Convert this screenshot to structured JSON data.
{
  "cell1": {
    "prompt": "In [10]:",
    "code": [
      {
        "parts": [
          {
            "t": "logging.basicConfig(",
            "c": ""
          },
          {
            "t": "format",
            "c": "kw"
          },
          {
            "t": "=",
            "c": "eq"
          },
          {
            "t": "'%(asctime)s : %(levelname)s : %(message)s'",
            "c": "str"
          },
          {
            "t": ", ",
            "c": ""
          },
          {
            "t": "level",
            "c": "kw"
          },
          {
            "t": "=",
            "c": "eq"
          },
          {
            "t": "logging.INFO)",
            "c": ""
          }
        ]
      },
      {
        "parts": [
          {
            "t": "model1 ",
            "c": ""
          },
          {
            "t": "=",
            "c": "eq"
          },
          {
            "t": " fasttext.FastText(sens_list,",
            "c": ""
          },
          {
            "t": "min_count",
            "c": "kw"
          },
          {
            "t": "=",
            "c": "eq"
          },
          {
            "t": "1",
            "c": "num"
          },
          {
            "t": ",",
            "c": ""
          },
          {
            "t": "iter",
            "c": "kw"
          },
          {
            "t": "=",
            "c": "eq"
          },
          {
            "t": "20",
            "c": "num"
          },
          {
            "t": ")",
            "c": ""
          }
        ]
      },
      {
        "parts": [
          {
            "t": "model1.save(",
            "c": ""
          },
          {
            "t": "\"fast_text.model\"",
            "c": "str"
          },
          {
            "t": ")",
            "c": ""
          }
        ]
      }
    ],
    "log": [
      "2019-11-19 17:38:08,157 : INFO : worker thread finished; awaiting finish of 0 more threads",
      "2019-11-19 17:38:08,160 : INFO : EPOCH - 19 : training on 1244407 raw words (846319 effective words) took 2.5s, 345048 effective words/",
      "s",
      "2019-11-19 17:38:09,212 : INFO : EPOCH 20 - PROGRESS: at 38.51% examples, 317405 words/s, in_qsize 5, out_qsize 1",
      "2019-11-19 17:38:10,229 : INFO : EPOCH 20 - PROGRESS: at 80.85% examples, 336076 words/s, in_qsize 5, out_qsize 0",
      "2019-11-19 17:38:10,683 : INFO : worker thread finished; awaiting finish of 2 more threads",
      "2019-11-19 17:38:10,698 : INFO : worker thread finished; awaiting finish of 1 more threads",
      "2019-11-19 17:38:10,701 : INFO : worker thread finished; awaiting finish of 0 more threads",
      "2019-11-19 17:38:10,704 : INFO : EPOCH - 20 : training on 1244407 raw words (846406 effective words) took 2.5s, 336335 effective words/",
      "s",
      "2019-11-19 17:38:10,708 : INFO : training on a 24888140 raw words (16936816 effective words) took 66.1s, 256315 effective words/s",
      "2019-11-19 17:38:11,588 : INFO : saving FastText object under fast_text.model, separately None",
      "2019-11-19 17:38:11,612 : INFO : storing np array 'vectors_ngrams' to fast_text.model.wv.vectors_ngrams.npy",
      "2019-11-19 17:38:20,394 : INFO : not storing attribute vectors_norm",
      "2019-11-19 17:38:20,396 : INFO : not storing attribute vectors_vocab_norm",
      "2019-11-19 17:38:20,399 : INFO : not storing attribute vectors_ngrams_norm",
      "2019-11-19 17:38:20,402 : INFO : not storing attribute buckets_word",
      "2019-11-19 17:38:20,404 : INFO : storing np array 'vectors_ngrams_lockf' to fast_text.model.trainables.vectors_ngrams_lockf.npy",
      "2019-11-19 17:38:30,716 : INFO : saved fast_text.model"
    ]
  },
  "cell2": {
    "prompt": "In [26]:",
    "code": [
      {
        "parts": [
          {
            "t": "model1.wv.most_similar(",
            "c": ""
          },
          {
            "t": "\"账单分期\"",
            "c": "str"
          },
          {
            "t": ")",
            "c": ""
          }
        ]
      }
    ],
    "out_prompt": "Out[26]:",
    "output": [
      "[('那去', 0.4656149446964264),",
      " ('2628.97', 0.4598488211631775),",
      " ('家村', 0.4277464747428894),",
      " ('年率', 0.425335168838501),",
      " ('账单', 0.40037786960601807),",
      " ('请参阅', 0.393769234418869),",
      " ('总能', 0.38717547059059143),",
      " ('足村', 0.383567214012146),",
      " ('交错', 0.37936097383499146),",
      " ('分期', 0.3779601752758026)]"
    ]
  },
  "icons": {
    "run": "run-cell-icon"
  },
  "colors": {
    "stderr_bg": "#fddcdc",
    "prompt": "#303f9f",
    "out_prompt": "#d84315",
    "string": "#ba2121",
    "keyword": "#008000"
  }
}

● DIRECTIVE:
Your task is to quote the listing above word for word.

● RESULT FOR THIS TASK:
Convert this screenshot to structured JSON data.
{
  "cell1": {
    "prompt": "In [10]:",
    "code": [
      {
        "parts": [
          {
            "t": "logging.basicConfig(",
            "c": ""
          },
          {
            "t": "format",
            "c": "kw"
          },
          {
            "t": "=",
            "c": "eq"
          },
          {
            "t": "'%(asctime)s : %(levelname)s : %(message)s'",
            "c": "str"
          },
          {
            "t": ", ",
            "c": ""
          },
          {
            "t": "level",
            "c": "kw"
          },
          {
            "t": "=",
            "c": "eq"
          },
          {
            "t": "logging.INFO)",
            "c": ""
          }
        ]
      },
      {
        "parts": [
          {
            "t": "model1 ",
            "c": ""
          },
          {
            "t": "=",
            "c": "eq"
          },
          {
            "t": " fasttext.FastText(sens_list,",
            "c": ""
          },
          {
            "t": "min_count",
            "c": "kw"
          },
          {
            "t": "=",
            "c": "eq"
          },
          {
            "t": "1",
            "c": "num"
          },
          {
            "t": ",",
            "c": ""
          },
          {
            "t": "iter",
            "c": "kw"
          },
          {
            "t": "=",
            "c": "eq"
          },
          {
            "t": "20",
            "c": "num"
          },
          {
            "t": ")",
            "c": ""
          }
        ]
      },
      {
        "parts": [
          {
            "t": "model1.save(",
            "c": ""
          },
          {
            "t": "\"fast_text.model\"",
            "c": "str"
          },
          {
            "t": ")",
            "c": ""
          }
        ]
      }
    ],
    "log": [
      "2019-11-19 17:38:08,157 : INFO : worker thread finished; awaiting finish of 0 more threads",
      "2019-11-19 17:38:08,160 : INFO : EPOCH - 19 : training on 1244407 raw words (846319 effective words) took 2.5s, 345048 effective words/",
      "s",
      "2019-11-19 17:38:09,212 : INFO : EPOCH 20 - PROGRESS: at 38.51% examples, 317405 words/s, in_qsize 5, out_qsize 1",
      "2019-11-19 17:38:10,229 : INFO : EPOCH 20 - PROGRESS: at 80.85% examples, 336076 words/s, in_qsize 5, out_qsize 0",
      "2019-11-19 17:38:10,683 : INFO : worker thread finished; awaiting finish of 2 more threads",
      "2019-11-19 17:38:10,698 : INFO : worker thread finished; awaiting finish of 1 more threads",
      "2019-11-19 17:38:10,701 : INFO : worker thread finished; awaiting finish of 0 more threads",
      "2019-11-19 17:38:10,704 : INFO : EPOCH - 20 : training on 1244407 raw words (846406 effective words) took 2.5s, 336335 effective words/",
      "s",
      "2019-11-19 17:38:10,708 : INFO : training on a 24888140 raw words (16936816 effective words) took 66.1s, 256315 effective words/s",
      "2019-11-19 17:38:11,588 : INFO : saving FastText object under fast_text.model, separately None",
      "2019-11-19 17:38:11,612 : INFO : storing np array 'vectors_ngrams' to fast_text.model.wv.vectors_ngrams.npy",
      "2019-11-19 17:38:20,394 : INFO : not storing attribute vectors_norm",
      "2019-11-19 17:38:20,396 : INFO : not storing attribute vectors_vocab_norm",
      "2019-11-19 17:38:20,399 : INFO : not storing attribute vectors_ngrams_norm",
      "2019-11-19 17:38:20,402 : INFO : not storing attribute buckets_word",
      "2019-11-19 17:38:20,404 : INFO : storing np array 'vectors_ngrams_lockf' to fast_text.model.trainables.vectors_ngrams_lockf.npy",
      "2019-11-19 17:38:30,716 : INFO : saved fast_text.model"
    ]
  },
  "cell2": {
    "prompt": "In [26]:",
    "code": [
      {
        "parts": [
          {
            "t": "model1.wv.most_similar(",
            "c": ""
          },
          {
            "t": "\"账单分期\"",
            "c": "str"
          },
          {
            "t": ")",
            "c": ""
          }
        ]
      }
    ],
    "out_prompt": "Out[26]:",
    "output": [
      "[('那去', 0.4656149446964264),",
      " ('2628.97', 0.4598488211631775),",
      " ('家村', 0.4277464747428894),",
      " ('年率', 0.425335168838501),",
      " ('账单', 0.40037786960601807),",
      " ('请参阅', 0.393769234418869),",
      " ('总能', 0.38717547059059143),",
      " ('足村', 0.383567214012146),",
      " ('交错', 0.37936097383499146),",
      " ('分期', 0.3779601752758026)]"
    ]
  },
  "icons": {
    "run": "run-cell-icon"
  },
  "colors": {
    "stderr_bg": "#fddcdc",
    "prompt": "#303f9f",
    "out_prompt": "#d84315",
    "string": "#ba2121",
    "keyword": "#008000"
  }
}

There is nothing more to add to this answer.